Reproduce the data that follows in its entirety, character for character.
..............................
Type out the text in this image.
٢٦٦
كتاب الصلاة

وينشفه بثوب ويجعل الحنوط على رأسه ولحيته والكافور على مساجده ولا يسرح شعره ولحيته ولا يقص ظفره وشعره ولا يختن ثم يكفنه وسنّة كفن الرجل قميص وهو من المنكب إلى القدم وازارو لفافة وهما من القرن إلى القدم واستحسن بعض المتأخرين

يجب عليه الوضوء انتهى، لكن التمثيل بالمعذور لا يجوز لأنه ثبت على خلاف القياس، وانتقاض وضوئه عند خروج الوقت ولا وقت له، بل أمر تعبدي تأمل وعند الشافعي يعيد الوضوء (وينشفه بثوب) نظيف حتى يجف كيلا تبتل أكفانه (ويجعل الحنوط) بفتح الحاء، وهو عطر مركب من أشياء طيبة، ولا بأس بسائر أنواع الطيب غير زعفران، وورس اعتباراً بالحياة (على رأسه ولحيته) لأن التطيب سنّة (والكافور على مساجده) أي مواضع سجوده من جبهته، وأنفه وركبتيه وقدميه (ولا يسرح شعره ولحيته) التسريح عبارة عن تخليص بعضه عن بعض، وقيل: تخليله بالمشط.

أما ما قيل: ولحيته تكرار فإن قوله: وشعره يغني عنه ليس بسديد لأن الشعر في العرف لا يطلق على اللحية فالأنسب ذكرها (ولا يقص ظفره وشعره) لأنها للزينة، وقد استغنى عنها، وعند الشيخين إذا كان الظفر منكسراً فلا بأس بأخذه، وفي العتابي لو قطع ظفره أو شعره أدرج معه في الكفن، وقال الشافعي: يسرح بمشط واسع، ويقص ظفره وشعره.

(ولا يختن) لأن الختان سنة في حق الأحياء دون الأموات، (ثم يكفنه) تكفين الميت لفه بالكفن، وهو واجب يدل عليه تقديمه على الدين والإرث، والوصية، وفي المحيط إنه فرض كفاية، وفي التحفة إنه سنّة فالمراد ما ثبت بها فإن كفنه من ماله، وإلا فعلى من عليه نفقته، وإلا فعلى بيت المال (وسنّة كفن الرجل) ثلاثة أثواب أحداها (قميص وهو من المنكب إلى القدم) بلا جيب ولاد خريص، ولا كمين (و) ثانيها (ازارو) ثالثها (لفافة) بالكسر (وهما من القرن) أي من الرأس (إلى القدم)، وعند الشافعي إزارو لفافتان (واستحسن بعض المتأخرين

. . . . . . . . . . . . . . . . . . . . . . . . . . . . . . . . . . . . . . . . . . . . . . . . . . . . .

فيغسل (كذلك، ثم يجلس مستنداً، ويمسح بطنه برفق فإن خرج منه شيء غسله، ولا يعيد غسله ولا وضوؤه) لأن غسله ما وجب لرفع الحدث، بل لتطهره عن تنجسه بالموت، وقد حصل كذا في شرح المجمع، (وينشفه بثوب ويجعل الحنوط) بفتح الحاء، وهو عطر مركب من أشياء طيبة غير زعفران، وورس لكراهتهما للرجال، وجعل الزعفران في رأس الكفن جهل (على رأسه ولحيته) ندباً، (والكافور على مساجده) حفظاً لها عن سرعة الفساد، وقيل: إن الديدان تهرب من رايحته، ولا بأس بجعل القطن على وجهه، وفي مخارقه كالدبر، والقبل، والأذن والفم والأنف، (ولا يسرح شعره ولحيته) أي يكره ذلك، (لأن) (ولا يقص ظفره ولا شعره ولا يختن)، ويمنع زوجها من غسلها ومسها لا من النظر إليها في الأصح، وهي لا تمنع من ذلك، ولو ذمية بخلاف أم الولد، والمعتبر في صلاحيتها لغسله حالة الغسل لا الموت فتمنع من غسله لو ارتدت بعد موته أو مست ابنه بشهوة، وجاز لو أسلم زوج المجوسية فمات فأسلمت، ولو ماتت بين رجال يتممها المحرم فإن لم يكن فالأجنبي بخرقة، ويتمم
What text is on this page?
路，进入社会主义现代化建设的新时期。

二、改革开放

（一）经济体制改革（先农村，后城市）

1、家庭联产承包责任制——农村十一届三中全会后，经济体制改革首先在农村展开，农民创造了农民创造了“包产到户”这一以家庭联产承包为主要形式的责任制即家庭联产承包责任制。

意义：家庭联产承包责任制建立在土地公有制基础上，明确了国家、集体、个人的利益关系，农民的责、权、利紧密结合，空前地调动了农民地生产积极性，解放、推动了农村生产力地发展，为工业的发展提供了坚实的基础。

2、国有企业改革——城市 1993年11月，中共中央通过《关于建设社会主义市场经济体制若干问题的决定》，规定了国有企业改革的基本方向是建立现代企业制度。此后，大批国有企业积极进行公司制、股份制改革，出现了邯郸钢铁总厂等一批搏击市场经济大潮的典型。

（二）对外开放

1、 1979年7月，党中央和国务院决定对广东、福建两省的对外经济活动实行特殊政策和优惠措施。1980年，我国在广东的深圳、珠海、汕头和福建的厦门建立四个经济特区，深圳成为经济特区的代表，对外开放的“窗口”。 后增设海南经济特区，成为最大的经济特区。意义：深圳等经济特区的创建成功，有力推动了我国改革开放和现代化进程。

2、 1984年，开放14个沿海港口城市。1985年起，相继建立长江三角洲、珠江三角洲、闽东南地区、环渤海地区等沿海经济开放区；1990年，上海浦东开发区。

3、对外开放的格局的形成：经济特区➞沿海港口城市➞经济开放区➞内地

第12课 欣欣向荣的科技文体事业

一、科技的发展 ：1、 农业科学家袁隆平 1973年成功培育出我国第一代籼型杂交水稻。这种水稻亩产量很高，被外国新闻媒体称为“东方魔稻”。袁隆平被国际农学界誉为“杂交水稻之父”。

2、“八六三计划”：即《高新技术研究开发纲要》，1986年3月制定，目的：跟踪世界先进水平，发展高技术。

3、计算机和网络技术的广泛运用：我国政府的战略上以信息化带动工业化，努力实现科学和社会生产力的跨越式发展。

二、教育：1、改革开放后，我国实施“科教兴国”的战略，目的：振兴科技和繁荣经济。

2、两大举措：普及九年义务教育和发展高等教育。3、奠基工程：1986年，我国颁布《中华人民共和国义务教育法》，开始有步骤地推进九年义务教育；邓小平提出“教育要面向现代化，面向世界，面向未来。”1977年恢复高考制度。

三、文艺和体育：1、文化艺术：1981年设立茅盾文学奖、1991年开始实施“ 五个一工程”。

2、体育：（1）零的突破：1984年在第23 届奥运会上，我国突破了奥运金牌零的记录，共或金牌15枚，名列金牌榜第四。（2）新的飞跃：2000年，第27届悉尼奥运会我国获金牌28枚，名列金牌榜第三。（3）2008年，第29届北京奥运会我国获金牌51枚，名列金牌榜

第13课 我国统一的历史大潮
..............................
Reply:
Type out the text in this image.
٢٦٦
كتاب الصلاة

وينشفه بثوب ويجعل الحنوط على رأسه ولحيته والكافور على مساجده ولا يسرح شعره ولحيته ولا يقص ظفره وشعره ولا يختن ثم يكفنه وسنّة كفن الرجل قميص وهو من المنكب إلى القدم وازارو لفافة وهما من القرن إلى القدم واستحسن بعض المتأخرين

يجب عليه الوضوء انتهى، لكن التمثيل بالمعذور لا يجوز لأنه ثبت على خلاف القياس، وانتقاض وضوئه عند خروج الوقت ولا وقت له، بل أمر تعبدي تأمل وعند الشافعي يعيد الوضوء (وينشفه بثوب) نظيف حتى يجف كيلا تبتل أكفانه (ويجعل الحنوط) بفتح الحاء، وهو عطر مركب من أشياء طيبة، ولا بأس بسائر أنواع الطيب غير زعفران، وورس اعتباراً بالحياة (على رأسه ولحيته) لأن التطيب سنّة (والكافور على مساجده) أي مواضع سجوده من جبهته، وأنفه وركبتيه وقدميه (ولا يسرح شعره ولحيته) التسريح عبارة عن تخليص بعضه عن بعض، وقيل: تخليله بالمشط.

أما ما قيل: ولحيته تكرار فإن قوله: وشعره يغني عنه ليس بسديد لأن الشعر في العرف لا يطلق على اللحية فالأنسب ذكرها (ولا يقص ظفره وشعره) لأنها للزينة، وقد استغنى عنها، وعند الشيخين إذا كان الظفر منكسراً فلا بأس بأخذه، وفي العتابي لو قطع ظفره أو شعره أدرج معه في الكفن، وقال الشافعي: يسرح بمشط واسع، ويقص ظفره وشعره.

(ولا يختن) لأن الختان سنة في حق الأحياء دون الأموات، (ثم يكفنه) تكفين الميت لفه بالكفن، وهو واجب يدل عليه تقديمه على الدين والإرث، والوصية، وفي المحيط إنه فرض كفاية، وفي التحفة إنه سنّة فالمراد ما ثبت بها فإن كفنه من ماله، وإلا فعلى من عليه نفقته، وإلا فعلى بيت المال (وسنّة كفن الرجل) ثلاثة أثواب أحداها (قميص وهو من المنكب إلى القدم) بلا جيب ولاد خريص، ولا كمين (و) ثانيها (ازارو) ثالثها (لفافة) بالكسر (وهما من القرن) أي من الرأس (إلى القدم)، وعند الشافعي إزارو لفافتان (واستحسن بعض المتأخرين

. . . . . . . . . . . . . . . . . . . . . . . . . . . . . . . . . . . . . . . . . . . . . . . . . . . . .

فيغسل (كذلك، ثم يجلس مستنداً، ويمسح بطنه برفق فإن خرج منه شيء غسله، ولا يعيد غسله ولا وضوؤه) لأن غسله ما وجب لرفع الحدث، بل لتطهره عن تنجسه بالموت، وقد حصل كذا في شرح المجمع، (وينشفه بثوب ويجعل الحنوط) بفتح الحاء، وهو عطر مركب من أشياء طيبة غير زعفران، وورس لكراهتهما للرجال، وجعل الزعفران في رأس الكفن جهل (على رأسه ولحيته) ندباً، (والكافور على مساجده) حفظاً لها عن سرعة الفساد، وقيل: إن الديدان تهرب من رايحته، ولا بأس بجعل القطن على وجهه، وفي مخارقه كالدبر، والقبل، والأذن والفم والأنف، (ولا يسرح شعره ولحيته) أي يكره ذلك، (لأن) (ولا يقص ظفره ولا شعره ولا يختن)، ويمنع زوجها من غسلها ومسها لا من النظر إليها في الأصح، وهي لا تمنع من ذلك، ولو ذمية بخلاف أم الولد، والمعتبر في صلاحيتها لغسله حالة الغسل لا الموت فتمنع من غسله لو ارتدت بعد موته أو مست ابنه بشهوة، وجاز لو أسلم زوج المجوسية فمات فأسلمت، ولو ماتت بين رجال يتممها المحرم فإن لم يكن فالأجنبي بخرقة، ويتمم
What text is on this page?
路，进入社会主义现代化建设的新时期。

二、改革开放

（一）经济体制改革（先农村，后城市）

1、家庭联产承包责任制——农村十一届三中全会后，经济体制改革首先在农村展开，农民创造了农民创造了“包产到户”这一以家庭联产承包为主要形式的责任制即家庭联产承包责任制。

意义：家庭联产承包责任制建立在土地公有制基础上，明确了国家、集体、个人的利益关系，农民的责、权、利紧密结合，空前地调动了农民地生产积极性，解放、推动了农村生产力地发展，为工业的发展提供了坚实的基础。

2、国有企业改革——城市 1993年11月，中共中央通过《关于建设社会主义市场经济体制若干问题的决定》，规定了国有企业改革的基本方向是建立现代企业制度。此后，大批国有企业积极进行公司制、股份制改革，出现了邯郸钢铁总厂等一批搏击市场经济大潮的典型。

（二）对外开放

1、 1979年7月，党中央和国务院决定对广东、福建两省的对外经济活动实行特殊政策和优惠措施。1980年，我国在广东的深圳、珠海、汕头和福建的厦门建立四个经济特区，深圳成为经济特区的代表，对外开放的“窗口”。 后增设海南经济特区，成为最大的经济特区。意义：深圳等经济特区的创建成功，有力推动了我国改革开放和现代化进程。

2、 1984年，开放14个沿海港口城市。1985年起，相继建立长江三角洲、珠江三角洲、闽东南地区、环渤海地区等沿海经济开放区；1990年，上海浦东开发区。

3、对外开放的格局的形成：经济特区➞沿海港口城市➞经济开放区➞内地

第12课 欣欣向荣的科技文体事业

一、科技的发展 ：1、 农业科学家袁隆平 1973年成功培育出我国第一代籼型杂交水稻。这种水稻亩产量很高，被外国新闻媒体称为“东方魔稻”。袁隆平被国际农学界誉为“杂交水稻之父”。

2、“八六三计划”：即《高新技术研究开发纲要》，1986年3月制定，目的：跟踪世界先进水平，发展高技术。

3、计算机和网络技术的广泛运用：我国政府的战略上以信息化带动工业化，努力实现科学和社会生产力的跨越式发展。

二、教育：1、改革开放后，我国实施“科教兴国”的战略，目的：振兴科技和繁荣经济。

2、两大举措：普及九年义务教育和发展高等教育。3、奠基工程：1986年，我国颁布《中华人民共和国义务教育法》，开始有步骤地推进九年义务教育；邓小平提出“教育要面向现代化，面向世界，面向未来。”1977年恢复高考制度。

三、文艺和体育：1、文化艺术：1981年设立茅盾文学奖、1991年开始实施“ 五个一工程”。

2、体育：（1）零的突破：1984年在第23 届奥运会上，我国突破了奥运金牌零的记录，共或金牌15枚，名列金牌榜第四。（2）新的飞跃：2000年，第27届悉尼奥运会我国获金牌28枚，名列金牌榜第三。（3）2008年，第29届北京奥运会我国获金牌51枚，名列金牌榜

第13课 我国统一的历史大潮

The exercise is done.